PROBLEM DETAILS => List the lines of this listing that hold the word "presenting".
start INFORMATION PROVIDED
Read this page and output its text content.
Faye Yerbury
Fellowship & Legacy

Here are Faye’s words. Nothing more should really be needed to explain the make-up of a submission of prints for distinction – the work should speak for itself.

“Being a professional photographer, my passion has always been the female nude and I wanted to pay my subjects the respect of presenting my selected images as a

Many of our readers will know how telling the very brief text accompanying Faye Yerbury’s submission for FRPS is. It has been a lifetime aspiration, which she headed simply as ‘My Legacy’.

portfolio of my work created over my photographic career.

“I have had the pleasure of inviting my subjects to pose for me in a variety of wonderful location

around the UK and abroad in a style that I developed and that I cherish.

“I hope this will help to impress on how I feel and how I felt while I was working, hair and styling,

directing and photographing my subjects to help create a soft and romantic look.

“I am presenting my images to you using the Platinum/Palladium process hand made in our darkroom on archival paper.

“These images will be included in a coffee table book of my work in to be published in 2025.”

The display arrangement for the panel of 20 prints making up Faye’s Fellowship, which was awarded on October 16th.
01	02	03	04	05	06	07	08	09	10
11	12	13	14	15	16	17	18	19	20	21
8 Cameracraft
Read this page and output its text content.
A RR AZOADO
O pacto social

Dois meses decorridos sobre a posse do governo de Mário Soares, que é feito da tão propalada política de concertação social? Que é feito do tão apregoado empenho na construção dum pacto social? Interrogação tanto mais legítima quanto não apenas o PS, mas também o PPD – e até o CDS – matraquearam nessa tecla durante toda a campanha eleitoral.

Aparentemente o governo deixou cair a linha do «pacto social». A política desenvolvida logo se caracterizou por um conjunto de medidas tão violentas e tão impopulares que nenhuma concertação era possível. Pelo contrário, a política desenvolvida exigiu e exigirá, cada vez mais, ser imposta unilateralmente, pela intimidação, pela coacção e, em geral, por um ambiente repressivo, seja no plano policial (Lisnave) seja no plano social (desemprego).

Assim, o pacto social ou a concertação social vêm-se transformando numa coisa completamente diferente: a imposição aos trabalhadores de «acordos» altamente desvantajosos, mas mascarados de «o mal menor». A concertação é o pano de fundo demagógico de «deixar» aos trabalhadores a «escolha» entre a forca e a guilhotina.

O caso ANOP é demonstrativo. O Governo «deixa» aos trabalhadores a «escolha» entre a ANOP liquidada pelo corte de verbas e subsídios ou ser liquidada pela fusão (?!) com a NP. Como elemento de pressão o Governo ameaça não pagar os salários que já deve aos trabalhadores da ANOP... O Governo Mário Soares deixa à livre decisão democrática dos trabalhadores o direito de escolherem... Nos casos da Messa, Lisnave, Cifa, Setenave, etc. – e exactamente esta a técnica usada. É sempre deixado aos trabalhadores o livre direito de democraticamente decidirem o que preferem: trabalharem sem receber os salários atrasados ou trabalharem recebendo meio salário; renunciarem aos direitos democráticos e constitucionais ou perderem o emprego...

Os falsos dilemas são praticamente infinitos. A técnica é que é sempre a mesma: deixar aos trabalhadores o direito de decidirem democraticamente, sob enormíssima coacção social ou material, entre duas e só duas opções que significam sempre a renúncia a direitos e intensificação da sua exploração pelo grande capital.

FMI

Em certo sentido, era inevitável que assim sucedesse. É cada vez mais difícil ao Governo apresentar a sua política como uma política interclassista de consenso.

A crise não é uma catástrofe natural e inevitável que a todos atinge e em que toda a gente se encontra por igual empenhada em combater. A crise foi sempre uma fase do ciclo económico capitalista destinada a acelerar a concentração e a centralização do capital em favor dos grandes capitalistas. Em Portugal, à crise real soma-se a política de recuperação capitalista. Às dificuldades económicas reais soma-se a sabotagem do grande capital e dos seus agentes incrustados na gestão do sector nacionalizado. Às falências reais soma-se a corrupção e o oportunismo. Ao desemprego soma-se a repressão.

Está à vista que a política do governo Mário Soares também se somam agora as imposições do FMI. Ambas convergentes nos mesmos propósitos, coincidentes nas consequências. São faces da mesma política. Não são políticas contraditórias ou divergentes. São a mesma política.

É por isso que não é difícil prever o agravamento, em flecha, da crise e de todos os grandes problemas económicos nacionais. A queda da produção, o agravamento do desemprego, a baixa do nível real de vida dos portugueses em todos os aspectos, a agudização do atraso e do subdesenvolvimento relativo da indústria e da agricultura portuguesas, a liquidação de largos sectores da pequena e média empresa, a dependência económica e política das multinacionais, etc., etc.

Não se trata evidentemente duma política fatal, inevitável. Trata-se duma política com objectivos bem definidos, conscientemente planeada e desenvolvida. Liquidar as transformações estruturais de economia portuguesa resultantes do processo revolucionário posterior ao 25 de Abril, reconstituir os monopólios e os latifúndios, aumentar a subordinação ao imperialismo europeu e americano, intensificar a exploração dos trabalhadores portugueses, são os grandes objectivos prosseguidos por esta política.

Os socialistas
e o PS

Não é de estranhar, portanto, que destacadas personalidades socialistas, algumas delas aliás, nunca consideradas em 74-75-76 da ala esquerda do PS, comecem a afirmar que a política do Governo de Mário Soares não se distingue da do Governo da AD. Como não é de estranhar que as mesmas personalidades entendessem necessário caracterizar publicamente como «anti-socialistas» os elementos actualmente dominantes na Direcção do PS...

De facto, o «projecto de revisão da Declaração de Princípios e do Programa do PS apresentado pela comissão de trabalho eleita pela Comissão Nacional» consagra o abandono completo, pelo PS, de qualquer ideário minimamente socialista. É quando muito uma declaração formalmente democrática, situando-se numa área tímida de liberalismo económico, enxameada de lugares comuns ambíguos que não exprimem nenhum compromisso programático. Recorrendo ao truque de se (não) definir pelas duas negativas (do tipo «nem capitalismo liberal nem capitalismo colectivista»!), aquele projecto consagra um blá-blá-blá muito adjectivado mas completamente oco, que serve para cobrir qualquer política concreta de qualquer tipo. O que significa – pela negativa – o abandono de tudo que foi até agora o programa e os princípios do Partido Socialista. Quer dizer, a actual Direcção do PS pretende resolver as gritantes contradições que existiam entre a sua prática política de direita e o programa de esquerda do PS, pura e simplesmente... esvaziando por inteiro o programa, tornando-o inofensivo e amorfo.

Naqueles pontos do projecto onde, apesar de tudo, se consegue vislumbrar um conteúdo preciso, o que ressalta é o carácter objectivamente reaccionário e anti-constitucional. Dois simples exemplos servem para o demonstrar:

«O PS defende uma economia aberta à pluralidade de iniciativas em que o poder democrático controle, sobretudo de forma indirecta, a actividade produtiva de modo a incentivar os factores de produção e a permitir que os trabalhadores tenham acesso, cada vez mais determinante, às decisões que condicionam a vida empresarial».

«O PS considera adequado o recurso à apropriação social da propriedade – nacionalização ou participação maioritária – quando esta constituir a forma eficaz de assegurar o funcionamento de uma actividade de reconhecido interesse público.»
end INFORMATION PROVIDED
COMPLETE ANSWER =>
“Being a professional photographer, my passion has always been the female nude and I wanted to pay my subjects the respect of presenting my selected images as a
“I am presenting my images to you using the Platinum/Palladium process hand made in our darkroom on archival paper.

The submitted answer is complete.